------ Material provided ------
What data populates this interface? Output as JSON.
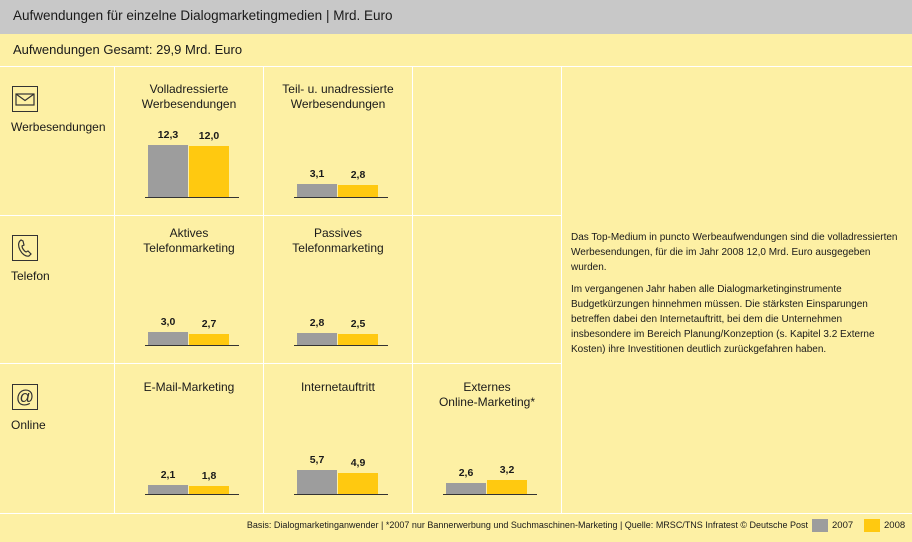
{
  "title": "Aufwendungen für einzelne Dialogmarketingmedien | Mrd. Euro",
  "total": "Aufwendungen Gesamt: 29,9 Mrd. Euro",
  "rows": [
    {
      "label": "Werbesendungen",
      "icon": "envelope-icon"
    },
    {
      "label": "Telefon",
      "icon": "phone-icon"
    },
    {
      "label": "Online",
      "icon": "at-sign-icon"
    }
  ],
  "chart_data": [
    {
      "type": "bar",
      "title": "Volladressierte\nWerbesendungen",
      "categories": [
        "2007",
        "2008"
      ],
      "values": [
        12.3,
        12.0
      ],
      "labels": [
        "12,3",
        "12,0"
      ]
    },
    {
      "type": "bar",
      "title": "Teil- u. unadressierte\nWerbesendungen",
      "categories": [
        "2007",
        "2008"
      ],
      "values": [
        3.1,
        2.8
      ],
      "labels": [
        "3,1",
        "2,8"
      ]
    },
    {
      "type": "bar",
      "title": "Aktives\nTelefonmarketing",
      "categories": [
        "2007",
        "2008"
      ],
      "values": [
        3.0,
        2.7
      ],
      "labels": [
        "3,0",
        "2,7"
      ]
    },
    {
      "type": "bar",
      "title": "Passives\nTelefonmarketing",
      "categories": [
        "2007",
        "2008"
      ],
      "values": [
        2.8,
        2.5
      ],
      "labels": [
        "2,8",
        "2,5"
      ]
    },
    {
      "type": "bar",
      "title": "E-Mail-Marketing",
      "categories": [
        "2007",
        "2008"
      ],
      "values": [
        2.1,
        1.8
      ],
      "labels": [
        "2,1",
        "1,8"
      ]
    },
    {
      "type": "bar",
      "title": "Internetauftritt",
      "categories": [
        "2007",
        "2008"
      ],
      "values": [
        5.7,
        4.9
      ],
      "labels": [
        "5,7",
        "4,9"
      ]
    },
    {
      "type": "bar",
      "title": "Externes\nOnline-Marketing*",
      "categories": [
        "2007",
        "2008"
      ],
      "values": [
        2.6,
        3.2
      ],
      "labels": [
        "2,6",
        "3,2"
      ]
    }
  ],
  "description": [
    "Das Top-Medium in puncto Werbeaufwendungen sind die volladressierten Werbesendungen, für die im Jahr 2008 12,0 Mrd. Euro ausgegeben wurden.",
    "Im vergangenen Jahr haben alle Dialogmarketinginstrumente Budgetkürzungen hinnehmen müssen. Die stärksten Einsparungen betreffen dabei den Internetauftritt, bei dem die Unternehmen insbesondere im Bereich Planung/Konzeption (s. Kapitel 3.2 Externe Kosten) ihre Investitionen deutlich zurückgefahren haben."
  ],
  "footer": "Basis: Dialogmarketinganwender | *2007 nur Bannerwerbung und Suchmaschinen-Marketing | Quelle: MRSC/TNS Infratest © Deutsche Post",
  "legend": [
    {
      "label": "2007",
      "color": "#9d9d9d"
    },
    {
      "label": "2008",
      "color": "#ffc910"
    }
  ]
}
------
> **What to produce**: Extract every line above that contains the word "title".

> **Output**:
  "title": "Aufwendungen für einzelne Dialogmarketingmedien | Mrd. Euro",
      "title": "Volladressierte\nWerbesendungen",
      "title": "Teil- u. unadressierte\nWerbesendungen",
      "title": "Aktives\nTelefonmarketing",
      "title": "Passives\nTelefonmarketing",
      "title": "E-Mail-Marketing",
      "title": "Internetauftritt",
      "title": "Externes\nOnline-Marketing*",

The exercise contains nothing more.